→ Task statement: Images are excluded; otherwise, output every record exactly.

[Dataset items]

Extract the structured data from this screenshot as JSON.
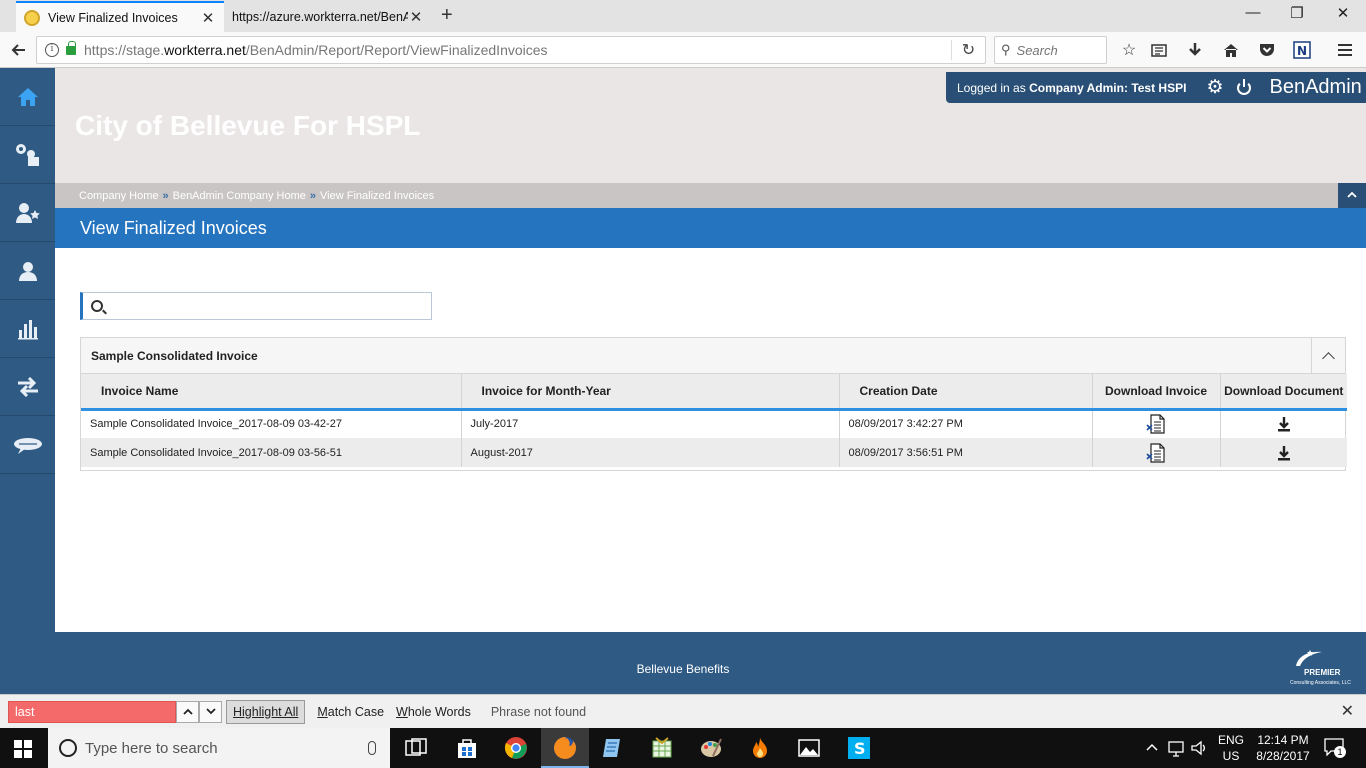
{
  "browser": {
    "tabs": [
      {
        "title": "View Finalized Invoices",
        "active": true
      },
      {
        "title": "https://azure.workterra.net/BenA",
        "active": false
      }
    ],
    "new_tab_symbol": "+",
    "window_controls": {
      "minimize": "—",
      "restore": "❐",
      "close": "✕"
    },
    "url_prefix": "https://stage.",
    "url_domain": "workterra.net",
    "url_path": "/BenAdmin/Report/Report/ViewFinalizedInvoices",
    "search_placeholder": "Search"
  },
  "header": {
    "company_title": "City of Bellevue For HSPL",
    "logged_in_prefix": "Logged in as",
    "role": "Company Admin:",
    "user_name": "Test HSPI",
    "brand": "BenAdmin"
  },
  "breadcrumb": {
    "items": [
      "Company Home",
      "BenAdmin Company Home",
      "View Finalized Invoices"
    ],
    "separator": "»"
  },
  "page_title": "View Finalized Invoices",
  "grid_search": {
    "value": "",
    "placeholder": ""
  },
  "panel": {
    "title": "Sample Consolidated Invoice",
    "columns": [
      "Invoice Name",
      "Invoice for Month-Year",
      "Creation Date",
      "Download Invoice",
      "Download Document"
    ],
    "rows": [
      {
        "name": "Sample Consolidated Invoice_2017-08-09 03-42-27",
        "month_year": "July-2017",
        "created": "08/09/2017 3:42:27 PM"
      },
      {
        "name": "Sample Consolidated Invoice_2017-08-09 03-56-51",
        "month_year": "August-2017",
        "created": "08/09/2017 3:56:51 PM"
      }
    ]
  },
  "footer": {
    "text": "Bellevue Benefits",
    "logo_name": "PREMIER",
    "logo_sub": "Consulting Associates, LLC"
  },
  "findbar": {
    "query": "last",
    "highlight_all": "Highlight All",
    "match_case_u": "M",
    "match_case_rest": "atch Case",
    "whole_words_u": "W",
    "whole_words_rest": "hole Words",
    "status": "Phrase not found"
  },
  "taskbar": {
    "search_placeholder": "Type here to search",
    "lang_line1": "ENG",
    "lang_line2": "US",
    "time": "12:14 PM",
    "date": "8/28/2017",
    "notification_count": "1"
  },
  "colors": {
    "nav_blue": "#2e5a84",
    "title_blue": "#2474c0",
    "userbar_blue": "#2a4f76",
    "findbar_error": "#f46a6a"
  }
}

→ Output for this exercise:
Extract the structured data from this screenshot as JSON.
{
  "browser": {
    "tabs": [
      {
        "title": "View Finalized Invoices",
        "active": true
      },
      {
        "title": "https://azure.workterra.net/BenA",
        "active": false
      }
    ],
    "new_tab_symbol": "+",
    "window_controls": {
      "minimize": "—",
      "restore": "❐",
      "close": "✕"
    },
    "url_prefix": "https://stage.",
    "url_domain": "workterra.net",
    "url_path": "/BenAdmin/Report/Report/ViewFinalizedInvoices",
    "search_placeholder": "Search"
  },
  "header": {
    "company_title": "City of Bellevue For HSPL",
    "logged_in_prefix": "Logged in as",
    "role": "Company Admin:",
    "user_name": "Test HSPI",
    "brand": "BenAdmin"
  },
  "breadcrumb": {
    "items": [
      "Company Home",
      "BenAdmin Company Home",
      "View Finalized Invoices"
    ],
    "separator": "»"
  },
  "page_title": "View Finalized Invoices",
  "grid_search": {
    "value": "",
    "placeholder": ""
  },
  "panel": {
    "title": "Sample Consolidated Invoice",
    "columns": [
      "Invoice Name",
      "Invoice for Month-Year",
      "Creation Date",
      "Download Invoice",
      "Download Document"
    ],
    "rows": [
      {
        "name": "Sample Consolidated Invoice_2017-08-09 03-42-27",
        "month_year": "July-2017",
        "created": "08/09/2017 3:42:27 PM"
      },
      {
        "name": "Sample Consolidated Invoice_2017-08-09 03-56-51",
        "month_year": "August-2017",
        "created": "08/09/2017 3:56:51 PM"
      }
    ]
  },
  "footer": {
    "text": "Bellevue Benefits",
    "logo_name": "PREMIER",
    "logo_sub": "Consulting Associates, LLC"
  },
  "findbar": {
    "query": "last",
    "highlight_all": "Highlight All",
    "match_case_u": "M",
    "match_case_rest": "atch Case",
    "whole_words_u": "W",
    "whole_words_rest": "hole Words",
    "status": "Phrase not found"
  },
  "taskbar": {
    "search_placeholder": "Type here to search",
    "lang_line1": "ENG",
    "lang_line2": "US",
    "time": "12:14 PM",
    "date": "8/28/2017",
    "notification_count": "1"
  },
  "colors": {
    "nav_blue": "#2e5a84",
    "title_blue": "#2474c0",
    "userbar_blue": "#2a4f76",
    "findbar_error": "#f46a6a"
  }
}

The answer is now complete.